▸ **What to work on**
Copy out every line of the records below without changing a character, but leave out the pictures.

▸ **Material for this exercise**
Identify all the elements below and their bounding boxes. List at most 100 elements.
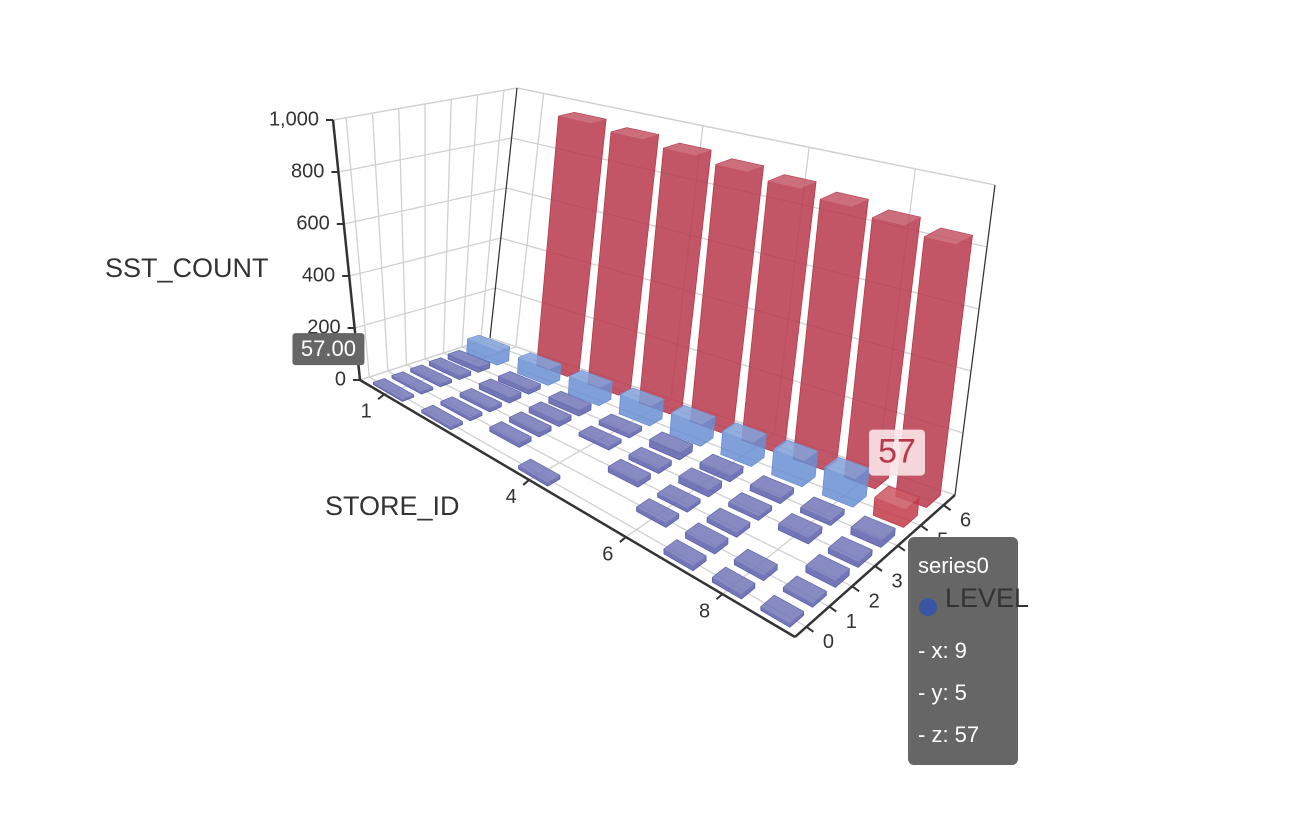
- bar: [391, 371, 434, 395]
- bar: [657, 484, 701, 513]
- bar: [372, 378, 415, 402]
- grid-line: [345, 117, 370, 378]
- grid-line: [349, 237, 501, 277]
- bar-top: [783, 575, 827, 604]
- bar-top: [569, 370, 613, 388]
- bar: [805, 553, 850, 588]
- bar: [678, 467, 723, 498]
- bar-top: [467, 335, 510, 351]
- grid-line: [398, 108, 408, 366]
- bar-top: [872, 209, 921, 226]
- z-tick-label: 0: [335, 368, 346, 390]
- tooltip-title: series0: [918, 553, 989, 578]
- bar-top: [509, 411, 552, 433]
- bar-top: [824, 457, 870, 480]
- bar-top: [678, 467, 722, 491]
- bar-top: [429, 357, 471, 376]
- bar: [489, 421, 532, 448]
- bar-top: [712, 567, 755, 595]
- bar: [410, 364, 453, 388]
- bar-top: [636, 498, 679, 523]
- bar: [741, 174, 817, 452]
- bar-top: [611, 127, 659, 140]
- y-tick-label: 0: [823, 631, 834, 653]
- grid-line: [371, 113, 389, 372]
- z-tick-label: 400: [302, 264, 335, 286]
- bar: [459, 387, 502, 413]
- bar-top: [828, 536, 873, 562]
- grid-line: [442, 99, 452, 354]
- bar-top: [768, 174, 817, 189]
- bar: [690, 158, 765, 434]
- bar: [872, 485, 920, 528]
- x-axis-name: STORE_ID: [325, 491, 460, 521]
- grid-line: [461, 94, 479, 348]
- y-tick-label: 3: [891, 570, 902, 592]
- bar: [777, 512, 823, 545]
- x-tick: [715, 593, 724, 600]
- bar: [648, 431, 694, 461]
- tooltip-line: - y: 5: [918, 680, 967, 705]
- grid-line: [515, 93, 545, 347]
- bar: [827, 535, 873, 568]
- bar-top: [373, 378, 414, 400]
- y-tick-label: 6: [960, 509, 971, 531]
- grid-line: [338, 137, 512, 173]
- bar-top: [671, 405, 715, 425]
- y-tick: [920, 524, 929, 532]
- bar: [536, 112, 607, 377]
- bar: [749, 475, 795, 505]
- x-tick-label: 8: [699, 600, 710, 622]
- bar-top: [579, 425, 622, 447]
- tooltip-box: [908, 537, 1018, 765]
- x-tick: [522, 479, 530, 486]
- bar: [711, 566, 756, 600]
- bar-top: [663, 143, 712, 156]
- bar-top: [778, 513, 823, 538]
- y-axis-name: LEVEL: [945, 583, 1029, 613]
- bar: [669, 404, 716, 447]
- bar: [636, 498, 680, 528]
- bar: [528, 401, 572, 427]
- bar-top: [599, 414, 642, 434]
- bar-top: [529, 401, 572, 422]
- grid-line: [480, 90, 505, 342]
- tooltip-line: - z: 57: [918, 722, 979, 747]
- bar-top: [460, 388, 502, 409]
- tooltip-line: - x: 9: [918, 638, 967, 663]
- y-tick: [897, 544, 906, 552]
- bar-top: [421, 405, 463, 427]
- bar-top: [608, 459, 651, 482]
- y-tick: [828, 605, 837, 613]
- bar-top: [874, 486, 920, 510]
- bar: [699, 453, 744, 483]
- bar-top: [649, 431, 693, 453]
- y-tick: [874, 565, 883, 572]
- bar: [517, 352, 562, 386]
- z-tick-label: 1,000: [269, 108, 319, 130]
- bar: [478, 378, 522, 404]
- bar: [728, 492, 773, 521]
- x-tick-label: 6: [602, 543, 613, 565]
- y-tick: [805, 626, 815, 633]
- bar: [518, 458, 561, 487]
- bar: [850, 515, 896, 548]
- tooltip-marker: [919, 598, 937, 616]
- bar: [548, 390, 592, 417]
- bar: [843, 209, 921, 490]
- grid-line: [343, 187, 507, 225]
- axis-pointer-label: 57.00: [301, 336, 356, 361]
- bar-top: [851, 515, 896, 541]
- bar-top: [707, 508, 750, 533]
- bar: [628, 446, 672, 474]
- bar-top: [518, 352, 561, 370]
- bar-top: [924, 228, 973, 245]
- x-tick: [377, 393, 385, 401]
- bar-top: [700, 454, 744, 476]
- bar-top: [750, 475, 794, 499]
- y-tick-label: 1: [846, 611, 857, 633]
- bar-top: [773, 439, 818, 462]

▸ **Written answer**
Identify all the elements below and their bounding boxes. List at most 100 elements.
- bar: [391, 371, 434, 395]
- bar: [657, 484, 701, 513]
- bar: [372, 378, 415, 402]
- grid-line: [345, 117, 370, 378]
- grid-line: [349, 237, 501, 277]
- bar-top: [783, 575, 827, 604]
- bar-top: [569, 370, 613, 388]
- bar: [805, 553, 850, 588]
- bar: [678, 467, 723, 498]
- bar-top: [467, 335, 510, 351]
- grid-line: [398, 108, 408, 366]
- bar-top: [872, 209, 921, 226]
- z-tick-label: 0: [335, 368, 346, 390]
- tooltip-title: series0: [918, 553, 989, 578]
- bar-top: [509, 411, 552, 433]
- bar-top: [824, 457, 870, 480]
- bar-top: [678, 467, 722, 491]
- bar-top: [429, 357, 471, 376]
- bar: [489, 421, 532, 448]
- bar-top: [712, 567, 755, 595]
- bar: [410, 364, 453, 388]
- bar-top: [636, 498, 679, 523]
- bar: [741, 174, 817, 452]
- bar-top: [611, 127, 659, 140]
- y-tick-label: 0: [823, 631, 834, 653]
- grid-line: [371, 113, 389, 372]
- z-tick-label: 400: [302, 264, 335, 286]
- bar: [459, 387, 502, 413]
- bar-top: [828, 536, 873, 562]
- grid-line: [442, 99, 452, 354]
- bar-top: [768, 174, 817, 189]
- bar: [690, 158, 765, 434]
- bar: [872, 485, 920, 528]
- x-axis-name: STORE_ID: [325, 491, 460, 521]
- grid-line: [461, 94, 479, 348]
- y-tick-label: 3: [891, 570, 902, 592]
- bar: [777, 512, 823, 545]
- x-tick: [715, 593, 724, 600]
- bar: [648, 431, 694, 461]
- tooltip-line: - y: 5: [918, 680, 967, 705]
- grid-line: [515, 93, 545, 347]
- bar: [827, 535, 873, 568]
- bar-top: [373, 378, 414, 400]
- y-tick-label: 6: [960, 509, 971, 531]
- grid-line: [338, 137, 512, 173]
- bar-top: [671, 405, 715, 425]
- y-tick: [920, 524, 929, 532]
- bar: [536, 112, 607, 377]
- bar: [749, 475, 795, 505]
- x-tick-label: 8: [699, 600, 710, 622]
- bar-top: [579, 425, 622, 447]
- tooltip-box: [908, 537, 1018, 765]
- x-tick: [522, 479, 530, 486]
- bar: [711, 566, 756, 600]
- bar-top: [663, 143, 712, 156]
- bar-top: [778, 513, 823, 538]
- y-axis-name: LEVEL: [945, 583, 1029, 613]
- bar: [669, 404, 716, 447]
- bar: [636, 498, 680, 528]
- bar: [528, 401, 572, 427]
- bar-top: [599, 414, 642, 434]
- bar-top: [529, 401, 572, 422]
- grid-line: [480, 90, 505, 342]
- tooltip-line: - z: 57: [918, 722, 979, 747]
- bar-top: [460, 388, 502, 409]
- tooltip-line: - x: 9: [918, 638, 967, 663]
- y-tick: [897, 544, 906, 552]
- bar-top: [421, 405, 463, 427]
- bar-top: [608, 459, 651, 482]
- y-tick: [828, 605, 837, 613]
- bar-top: [874, 486, 920, 510]
- bar: [699, 453, 744, 483]
- bar-top: [649, 431, 693, 453]
- y-tick: [874, 565, 883, 572]
- bar: [517, 352, 562, 386]
- z-tick-label: 1,000: [269, 108, 319, 130]
- bar: [478, 378, 522, 404]
- bar: [728, 492, 773, 521]
- x-tick-label: 6: [602, 543, 613, 565]
- y-tick: [805, 626, 815, 633]
- bar: [518, 458, 561, 487]
- bar: [850, 515, 896, 548]
- tooltip-marker: [919, 598, 937, 616]
- bar: [548, 390, 592, 417]
- bar: [843, 209, 921, 490]
- grid-line: [343, 187, 507, 225]
- axis-pointer-label: 57.00: [301, 336, 356, 361]
- bar-top: [851, 515, 896, 541]
- bar-top: [707, 508, 750, 533]
- bar: [628, 446, 672, 474]
- bar-top: [518, 352, 561, 370]
- bar-top: [924, 228, 973, 245]
- x-tick: [377, 393, 385, 401]
- bar-top: [700, 454, 744, 476]
- bar-top: [750, 475, 794, 499]
- y-tick-label: 1: [846, 611, 857, 633]
- bar-top: [773, 439, 818, 462]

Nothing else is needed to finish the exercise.